### THE REQUEST
Collect every line below that contains the word "from".

### DATA FOR THIS TASK
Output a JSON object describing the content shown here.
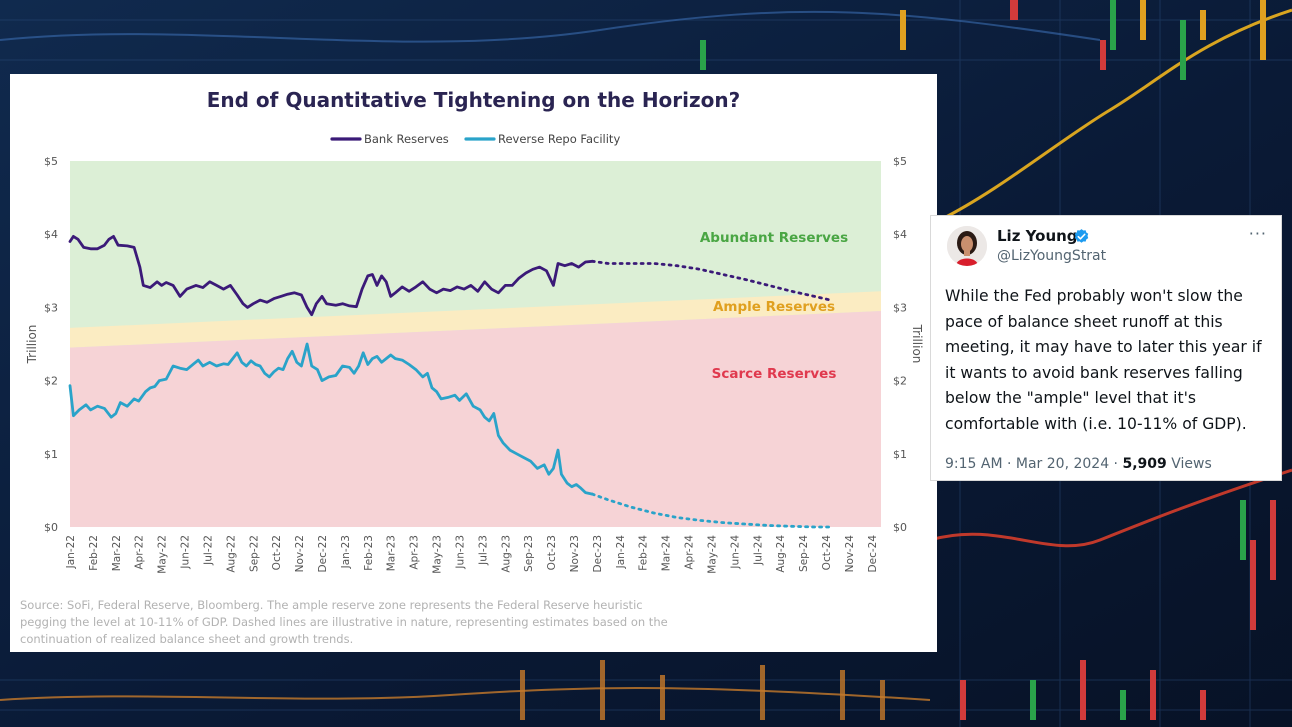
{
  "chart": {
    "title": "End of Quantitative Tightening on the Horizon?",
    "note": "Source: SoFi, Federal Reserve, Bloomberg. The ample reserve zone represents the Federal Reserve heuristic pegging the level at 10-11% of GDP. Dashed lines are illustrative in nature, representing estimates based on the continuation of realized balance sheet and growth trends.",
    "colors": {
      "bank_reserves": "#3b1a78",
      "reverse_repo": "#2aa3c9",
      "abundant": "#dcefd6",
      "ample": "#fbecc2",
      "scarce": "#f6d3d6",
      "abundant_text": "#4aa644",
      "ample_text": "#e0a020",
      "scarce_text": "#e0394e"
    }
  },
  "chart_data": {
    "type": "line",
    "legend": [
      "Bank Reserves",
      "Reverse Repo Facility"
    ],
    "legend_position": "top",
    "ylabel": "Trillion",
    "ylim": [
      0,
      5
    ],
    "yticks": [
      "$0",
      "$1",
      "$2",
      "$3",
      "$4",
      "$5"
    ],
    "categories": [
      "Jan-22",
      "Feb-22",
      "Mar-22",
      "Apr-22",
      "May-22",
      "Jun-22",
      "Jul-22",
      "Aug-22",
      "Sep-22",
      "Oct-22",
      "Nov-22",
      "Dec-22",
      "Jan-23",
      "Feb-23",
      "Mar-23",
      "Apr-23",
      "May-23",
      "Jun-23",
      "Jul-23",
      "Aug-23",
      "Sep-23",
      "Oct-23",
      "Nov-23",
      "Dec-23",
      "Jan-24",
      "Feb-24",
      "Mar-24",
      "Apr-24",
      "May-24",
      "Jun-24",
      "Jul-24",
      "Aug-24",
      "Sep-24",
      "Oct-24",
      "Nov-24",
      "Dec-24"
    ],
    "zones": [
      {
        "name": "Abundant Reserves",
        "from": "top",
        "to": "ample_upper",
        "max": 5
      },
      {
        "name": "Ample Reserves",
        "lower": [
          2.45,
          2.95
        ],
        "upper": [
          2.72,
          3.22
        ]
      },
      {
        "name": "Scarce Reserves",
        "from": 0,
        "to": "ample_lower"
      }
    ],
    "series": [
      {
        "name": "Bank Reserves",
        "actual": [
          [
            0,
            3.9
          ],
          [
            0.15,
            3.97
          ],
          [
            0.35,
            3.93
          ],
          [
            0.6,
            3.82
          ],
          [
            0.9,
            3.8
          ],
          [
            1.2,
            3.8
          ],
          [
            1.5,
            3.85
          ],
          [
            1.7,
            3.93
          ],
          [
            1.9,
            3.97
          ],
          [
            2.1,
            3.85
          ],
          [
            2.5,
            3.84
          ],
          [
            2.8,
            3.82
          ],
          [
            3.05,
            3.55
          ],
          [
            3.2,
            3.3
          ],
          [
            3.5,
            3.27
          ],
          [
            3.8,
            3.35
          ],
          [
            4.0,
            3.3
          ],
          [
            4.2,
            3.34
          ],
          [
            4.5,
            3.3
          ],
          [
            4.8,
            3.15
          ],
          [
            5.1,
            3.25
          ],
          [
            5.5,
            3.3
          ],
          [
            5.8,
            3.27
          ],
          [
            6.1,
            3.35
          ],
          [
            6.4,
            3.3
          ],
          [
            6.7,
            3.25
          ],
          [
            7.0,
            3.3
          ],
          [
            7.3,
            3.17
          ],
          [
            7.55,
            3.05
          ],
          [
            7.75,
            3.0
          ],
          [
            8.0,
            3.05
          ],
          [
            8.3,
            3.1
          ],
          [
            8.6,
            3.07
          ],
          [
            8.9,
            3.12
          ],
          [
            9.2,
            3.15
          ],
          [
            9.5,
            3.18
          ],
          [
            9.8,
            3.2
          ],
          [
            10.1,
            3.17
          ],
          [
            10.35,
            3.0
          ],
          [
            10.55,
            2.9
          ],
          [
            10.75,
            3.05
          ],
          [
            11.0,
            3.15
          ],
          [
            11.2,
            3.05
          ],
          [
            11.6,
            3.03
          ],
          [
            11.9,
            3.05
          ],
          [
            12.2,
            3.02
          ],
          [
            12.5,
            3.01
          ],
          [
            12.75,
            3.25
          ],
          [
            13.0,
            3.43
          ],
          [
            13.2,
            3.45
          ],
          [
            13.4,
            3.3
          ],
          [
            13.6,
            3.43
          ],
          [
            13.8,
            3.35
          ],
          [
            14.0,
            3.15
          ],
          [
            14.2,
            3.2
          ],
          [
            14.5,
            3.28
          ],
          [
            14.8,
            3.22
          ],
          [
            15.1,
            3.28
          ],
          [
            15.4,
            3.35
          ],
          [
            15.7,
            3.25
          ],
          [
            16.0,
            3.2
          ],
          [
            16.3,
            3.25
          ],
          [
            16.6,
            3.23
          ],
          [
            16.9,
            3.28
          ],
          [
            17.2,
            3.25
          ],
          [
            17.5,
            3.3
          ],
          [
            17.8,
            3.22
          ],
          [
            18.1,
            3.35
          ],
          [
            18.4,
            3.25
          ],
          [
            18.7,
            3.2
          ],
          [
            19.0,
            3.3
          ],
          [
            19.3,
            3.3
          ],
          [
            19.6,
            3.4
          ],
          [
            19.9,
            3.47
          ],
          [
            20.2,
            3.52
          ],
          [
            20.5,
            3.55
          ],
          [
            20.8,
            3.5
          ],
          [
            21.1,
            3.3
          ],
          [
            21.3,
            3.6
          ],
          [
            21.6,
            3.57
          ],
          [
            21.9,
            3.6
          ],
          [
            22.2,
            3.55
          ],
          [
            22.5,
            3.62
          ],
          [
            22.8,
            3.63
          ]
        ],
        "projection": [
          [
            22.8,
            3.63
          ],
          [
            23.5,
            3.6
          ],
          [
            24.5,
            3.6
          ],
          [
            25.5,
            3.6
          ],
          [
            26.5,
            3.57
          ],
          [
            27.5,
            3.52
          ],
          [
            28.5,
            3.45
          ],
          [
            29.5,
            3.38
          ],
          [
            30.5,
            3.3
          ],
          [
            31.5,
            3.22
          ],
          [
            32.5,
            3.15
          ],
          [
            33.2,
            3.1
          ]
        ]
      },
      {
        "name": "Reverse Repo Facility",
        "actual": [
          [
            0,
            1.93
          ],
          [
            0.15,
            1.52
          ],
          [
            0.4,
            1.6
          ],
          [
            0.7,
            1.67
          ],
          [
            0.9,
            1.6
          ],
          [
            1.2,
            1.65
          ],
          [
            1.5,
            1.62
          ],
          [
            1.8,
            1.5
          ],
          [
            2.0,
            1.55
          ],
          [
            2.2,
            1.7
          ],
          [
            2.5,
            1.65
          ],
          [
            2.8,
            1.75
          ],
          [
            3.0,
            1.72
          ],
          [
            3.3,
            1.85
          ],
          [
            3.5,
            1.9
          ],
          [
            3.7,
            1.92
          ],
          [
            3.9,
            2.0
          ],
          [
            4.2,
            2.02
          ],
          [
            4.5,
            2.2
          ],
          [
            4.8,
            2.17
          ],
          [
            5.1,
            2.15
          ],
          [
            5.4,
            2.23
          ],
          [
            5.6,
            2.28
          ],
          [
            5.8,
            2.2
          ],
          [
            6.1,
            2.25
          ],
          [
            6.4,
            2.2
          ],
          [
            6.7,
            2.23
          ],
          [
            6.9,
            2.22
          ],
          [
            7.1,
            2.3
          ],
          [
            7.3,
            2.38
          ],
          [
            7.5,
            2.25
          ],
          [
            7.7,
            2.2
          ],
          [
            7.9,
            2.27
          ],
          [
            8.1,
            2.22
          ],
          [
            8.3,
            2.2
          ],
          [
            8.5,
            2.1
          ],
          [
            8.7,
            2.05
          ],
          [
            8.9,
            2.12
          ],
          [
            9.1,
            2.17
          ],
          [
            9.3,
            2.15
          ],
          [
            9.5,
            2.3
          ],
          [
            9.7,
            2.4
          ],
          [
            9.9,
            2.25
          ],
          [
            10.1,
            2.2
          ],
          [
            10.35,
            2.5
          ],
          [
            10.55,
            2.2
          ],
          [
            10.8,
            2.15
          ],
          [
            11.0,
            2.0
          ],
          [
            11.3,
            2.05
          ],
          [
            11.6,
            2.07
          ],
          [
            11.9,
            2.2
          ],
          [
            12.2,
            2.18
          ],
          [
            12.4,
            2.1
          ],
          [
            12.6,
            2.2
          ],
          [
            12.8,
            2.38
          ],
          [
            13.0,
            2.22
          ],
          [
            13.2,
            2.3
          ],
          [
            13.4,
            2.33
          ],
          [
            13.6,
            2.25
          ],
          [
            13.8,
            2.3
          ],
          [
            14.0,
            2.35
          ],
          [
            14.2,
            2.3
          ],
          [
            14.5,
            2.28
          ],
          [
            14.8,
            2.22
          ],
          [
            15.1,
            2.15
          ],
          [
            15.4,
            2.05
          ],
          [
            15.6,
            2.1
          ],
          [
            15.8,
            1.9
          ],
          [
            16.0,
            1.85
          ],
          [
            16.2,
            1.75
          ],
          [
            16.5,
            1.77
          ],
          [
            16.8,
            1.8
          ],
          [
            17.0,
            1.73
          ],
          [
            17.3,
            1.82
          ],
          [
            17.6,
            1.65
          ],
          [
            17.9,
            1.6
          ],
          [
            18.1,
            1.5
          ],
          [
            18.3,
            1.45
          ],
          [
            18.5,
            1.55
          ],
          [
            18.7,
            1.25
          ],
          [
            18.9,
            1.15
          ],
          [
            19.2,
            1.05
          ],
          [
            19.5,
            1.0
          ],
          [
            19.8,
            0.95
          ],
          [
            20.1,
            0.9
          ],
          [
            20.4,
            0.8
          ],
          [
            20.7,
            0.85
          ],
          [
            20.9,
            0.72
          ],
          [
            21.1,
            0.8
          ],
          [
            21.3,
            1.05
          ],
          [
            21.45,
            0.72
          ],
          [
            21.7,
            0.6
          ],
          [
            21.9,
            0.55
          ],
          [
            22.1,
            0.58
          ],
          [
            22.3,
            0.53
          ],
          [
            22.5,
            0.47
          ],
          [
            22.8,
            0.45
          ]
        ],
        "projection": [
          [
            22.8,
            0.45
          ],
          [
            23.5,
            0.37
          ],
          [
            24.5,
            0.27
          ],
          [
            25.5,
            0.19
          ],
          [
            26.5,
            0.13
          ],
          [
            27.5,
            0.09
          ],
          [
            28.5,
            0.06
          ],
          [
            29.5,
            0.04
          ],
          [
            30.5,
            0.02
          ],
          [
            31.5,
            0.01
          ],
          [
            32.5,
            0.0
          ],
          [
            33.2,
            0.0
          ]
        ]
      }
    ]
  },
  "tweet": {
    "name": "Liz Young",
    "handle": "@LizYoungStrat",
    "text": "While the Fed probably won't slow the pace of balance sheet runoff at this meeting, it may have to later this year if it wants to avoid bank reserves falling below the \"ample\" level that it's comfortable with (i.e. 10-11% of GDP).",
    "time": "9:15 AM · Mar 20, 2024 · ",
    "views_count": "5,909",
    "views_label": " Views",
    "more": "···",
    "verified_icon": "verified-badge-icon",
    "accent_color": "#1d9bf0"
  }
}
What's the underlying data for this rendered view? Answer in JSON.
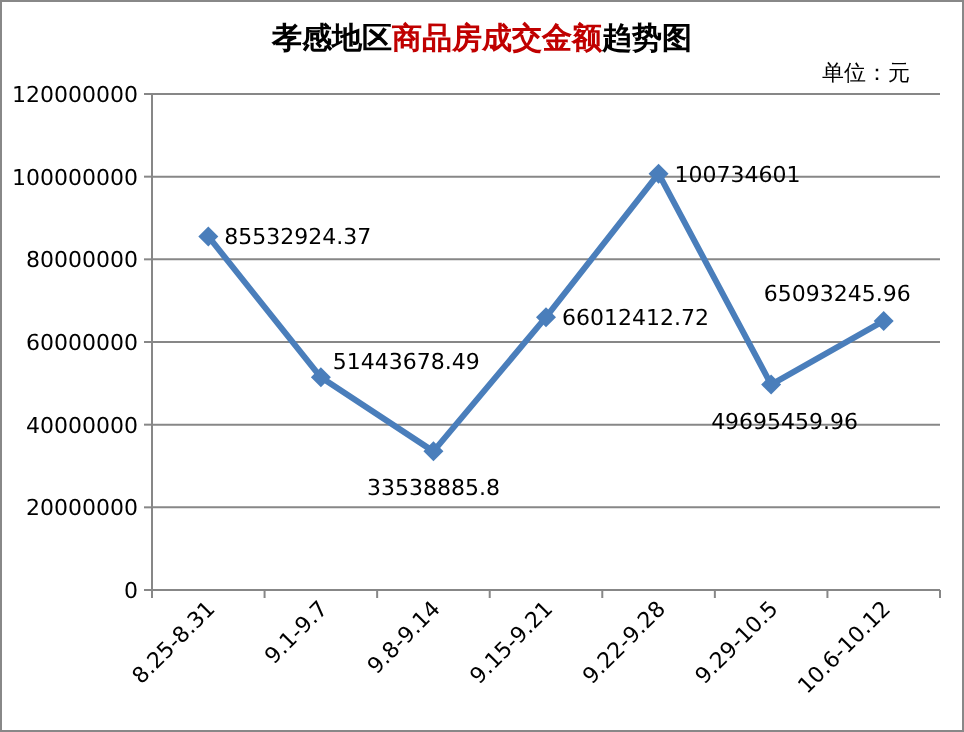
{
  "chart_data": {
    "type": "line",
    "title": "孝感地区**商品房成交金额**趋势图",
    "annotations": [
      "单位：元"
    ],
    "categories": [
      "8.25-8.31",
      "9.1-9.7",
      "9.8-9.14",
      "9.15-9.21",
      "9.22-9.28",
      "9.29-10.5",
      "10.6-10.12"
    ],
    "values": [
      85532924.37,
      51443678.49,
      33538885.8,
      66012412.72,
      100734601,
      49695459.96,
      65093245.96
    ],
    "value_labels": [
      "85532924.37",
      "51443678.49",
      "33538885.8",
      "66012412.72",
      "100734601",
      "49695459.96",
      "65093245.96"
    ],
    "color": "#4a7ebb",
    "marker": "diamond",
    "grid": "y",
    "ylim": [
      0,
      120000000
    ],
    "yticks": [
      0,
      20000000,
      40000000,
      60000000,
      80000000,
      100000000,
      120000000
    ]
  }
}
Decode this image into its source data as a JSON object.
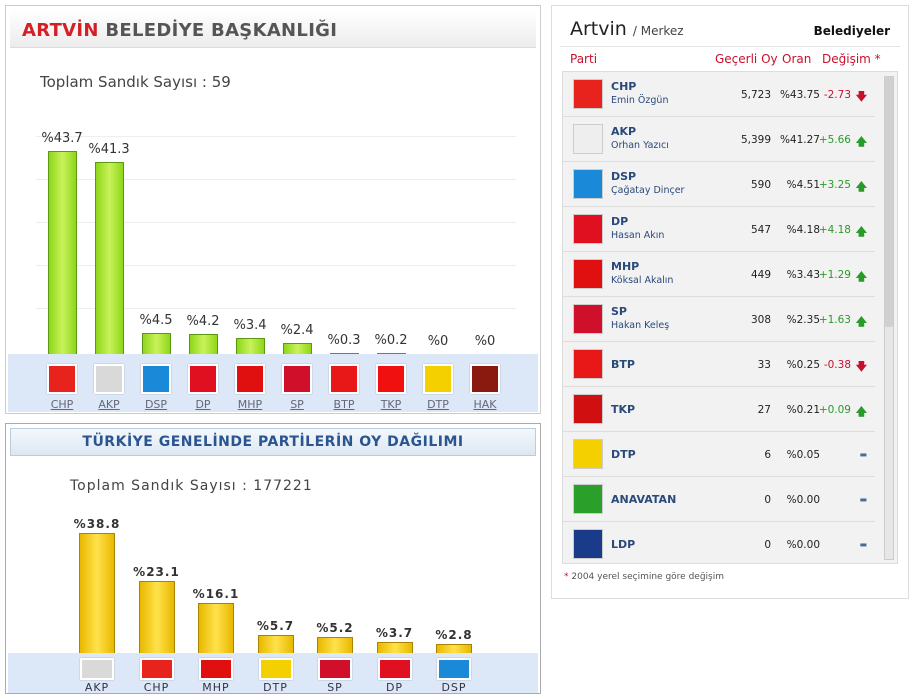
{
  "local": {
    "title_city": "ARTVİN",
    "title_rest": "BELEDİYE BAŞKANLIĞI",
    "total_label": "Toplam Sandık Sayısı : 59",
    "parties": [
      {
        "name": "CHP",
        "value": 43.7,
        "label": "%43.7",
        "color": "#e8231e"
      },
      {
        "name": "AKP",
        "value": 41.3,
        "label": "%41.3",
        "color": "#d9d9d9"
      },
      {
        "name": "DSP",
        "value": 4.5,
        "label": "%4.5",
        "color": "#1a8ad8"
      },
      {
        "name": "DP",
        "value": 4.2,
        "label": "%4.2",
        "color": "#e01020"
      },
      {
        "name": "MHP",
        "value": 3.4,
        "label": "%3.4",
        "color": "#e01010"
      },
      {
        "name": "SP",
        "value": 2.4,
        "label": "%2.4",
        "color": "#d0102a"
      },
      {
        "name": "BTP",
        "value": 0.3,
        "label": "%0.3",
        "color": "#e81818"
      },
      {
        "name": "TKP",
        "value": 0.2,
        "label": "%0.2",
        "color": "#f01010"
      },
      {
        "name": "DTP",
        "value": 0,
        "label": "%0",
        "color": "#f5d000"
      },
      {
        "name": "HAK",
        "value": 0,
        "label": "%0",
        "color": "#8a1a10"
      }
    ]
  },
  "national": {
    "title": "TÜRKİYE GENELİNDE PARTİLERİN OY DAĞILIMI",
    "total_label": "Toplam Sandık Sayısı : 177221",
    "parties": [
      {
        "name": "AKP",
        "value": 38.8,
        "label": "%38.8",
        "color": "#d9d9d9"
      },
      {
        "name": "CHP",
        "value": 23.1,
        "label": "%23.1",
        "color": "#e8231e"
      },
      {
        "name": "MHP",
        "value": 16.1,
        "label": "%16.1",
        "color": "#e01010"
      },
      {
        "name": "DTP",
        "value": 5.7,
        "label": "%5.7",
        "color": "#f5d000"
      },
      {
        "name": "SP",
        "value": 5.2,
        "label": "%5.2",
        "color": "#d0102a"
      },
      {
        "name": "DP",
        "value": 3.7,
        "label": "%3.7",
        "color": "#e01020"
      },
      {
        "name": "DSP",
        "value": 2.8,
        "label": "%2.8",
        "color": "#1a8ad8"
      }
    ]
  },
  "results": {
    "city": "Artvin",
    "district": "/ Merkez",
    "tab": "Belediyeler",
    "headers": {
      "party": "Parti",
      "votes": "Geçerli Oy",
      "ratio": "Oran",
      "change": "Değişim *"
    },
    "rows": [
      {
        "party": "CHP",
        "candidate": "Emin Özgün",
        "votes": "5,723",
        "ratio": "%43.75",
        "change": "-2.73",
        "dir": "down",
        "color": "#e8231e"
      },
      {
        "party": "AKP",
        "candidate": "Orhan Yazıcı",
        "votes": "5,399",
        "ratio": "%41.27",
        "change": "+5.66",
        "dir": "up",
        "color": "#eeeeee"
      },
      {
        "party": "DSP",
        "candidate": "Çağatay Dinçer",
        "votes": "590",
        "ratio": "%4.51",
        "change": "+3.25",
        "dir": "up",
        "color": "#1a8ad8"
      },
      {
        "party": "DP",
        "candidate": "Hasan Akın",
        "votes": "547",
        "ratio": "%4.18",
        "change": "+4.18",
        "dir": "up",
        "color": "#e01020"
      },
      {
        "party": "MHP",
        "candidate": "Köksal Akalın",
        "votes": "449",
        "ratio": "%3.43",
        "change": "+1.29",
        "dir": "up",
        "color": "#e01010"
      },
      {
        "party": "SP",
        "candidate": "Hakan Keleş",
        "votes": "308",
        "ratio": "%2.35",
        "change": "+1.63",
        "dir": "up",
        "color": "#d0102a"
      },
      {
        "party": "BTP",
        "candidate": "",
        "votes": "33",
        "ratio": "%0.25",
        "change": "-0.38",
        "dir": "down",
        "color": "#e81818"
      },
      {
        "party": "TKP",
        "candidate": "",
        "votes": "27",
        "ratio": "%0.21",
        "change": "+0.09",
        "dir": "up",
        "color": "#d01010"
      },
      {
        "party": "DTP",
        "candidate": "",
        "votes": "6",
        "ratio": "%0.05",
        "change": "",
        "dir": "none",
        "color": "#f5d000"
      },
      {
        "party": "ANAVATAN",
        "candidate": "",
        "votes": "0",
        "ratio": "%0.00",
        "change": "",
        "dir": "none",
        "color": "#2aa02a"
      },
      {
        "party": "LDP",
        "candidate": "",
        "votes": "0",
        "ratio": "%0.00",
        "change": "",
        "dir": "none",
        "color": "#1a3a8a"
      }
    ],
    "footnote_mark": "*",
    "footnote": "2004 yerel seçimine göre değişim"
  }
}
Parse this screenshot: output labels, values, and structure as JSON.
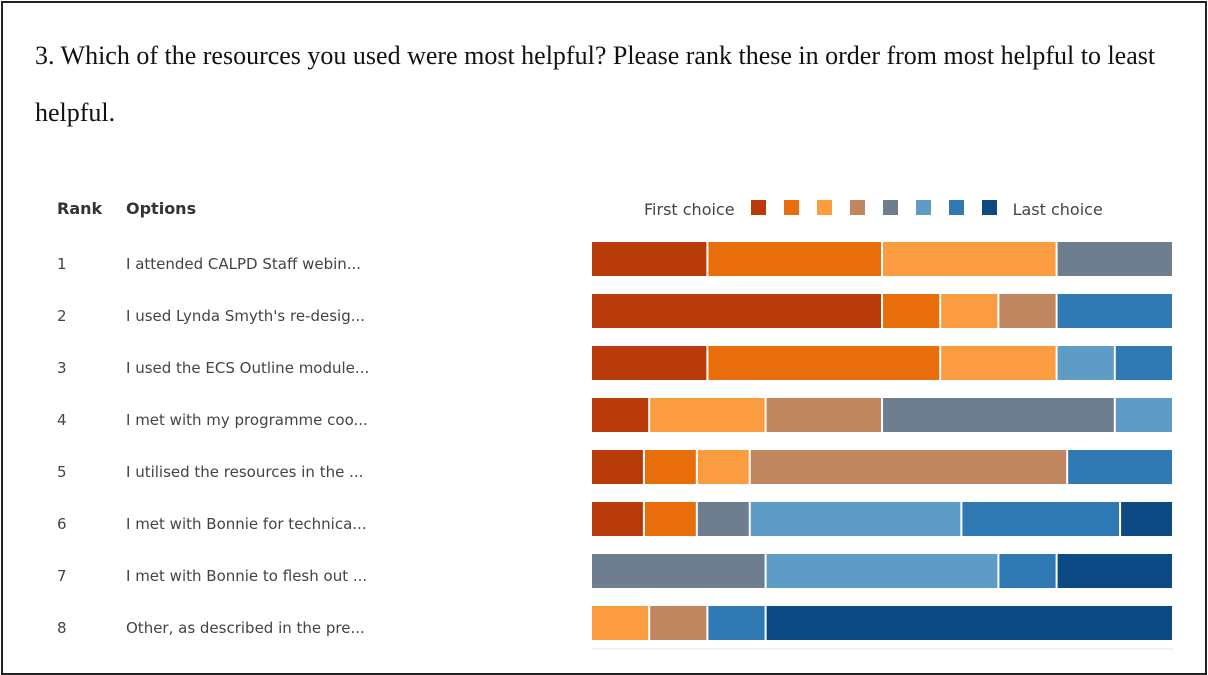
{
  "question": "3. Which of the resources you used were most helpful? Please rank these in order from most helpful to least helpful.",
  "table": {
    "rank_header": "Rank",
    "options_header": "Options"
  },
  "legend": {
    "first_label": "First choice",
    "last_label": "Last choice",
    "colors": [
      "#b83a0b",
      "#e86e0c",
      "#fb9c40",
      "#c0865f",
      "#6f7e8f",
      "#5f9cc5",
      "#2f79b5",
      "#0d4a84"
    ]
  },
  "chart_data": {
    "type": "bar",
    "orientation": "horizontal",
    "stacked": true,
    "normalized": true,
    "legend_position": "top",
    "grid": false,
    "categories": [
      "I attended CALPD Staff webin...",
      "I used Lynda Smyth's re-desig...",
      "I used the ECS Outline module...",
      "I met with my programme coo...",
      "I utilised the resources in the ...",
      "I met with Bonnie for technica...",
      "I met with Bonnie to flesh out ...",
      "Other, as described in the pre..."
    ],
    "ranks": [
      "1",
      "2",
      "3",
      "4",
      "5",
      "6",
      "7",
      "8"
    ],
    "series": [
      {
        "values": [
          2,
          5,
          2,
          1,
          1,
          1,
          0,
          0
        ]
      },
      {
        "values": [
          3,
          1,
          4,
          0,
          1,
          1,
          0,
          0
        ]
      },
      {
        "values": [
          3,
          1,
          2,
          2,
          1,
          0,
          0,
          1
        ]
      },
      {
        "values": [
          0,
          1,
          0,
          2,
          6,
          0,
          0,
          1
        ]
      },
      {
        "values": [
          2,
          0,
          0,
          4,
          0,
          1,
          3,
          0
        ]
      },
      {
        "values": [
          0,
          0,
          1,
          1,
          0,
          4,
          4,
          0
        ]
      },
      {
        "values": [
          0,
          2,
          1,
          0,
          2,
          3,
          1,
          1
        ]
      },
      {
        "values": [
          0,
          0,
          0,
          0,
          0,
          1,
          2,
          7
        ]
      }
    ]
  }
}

### ANSWER TO THIS EXERCISE
        "from": "top",
        "from": 0,
  "question": "3. Which of the resources you used were most helpful? Please rank these in order from most helpful to least helpful.",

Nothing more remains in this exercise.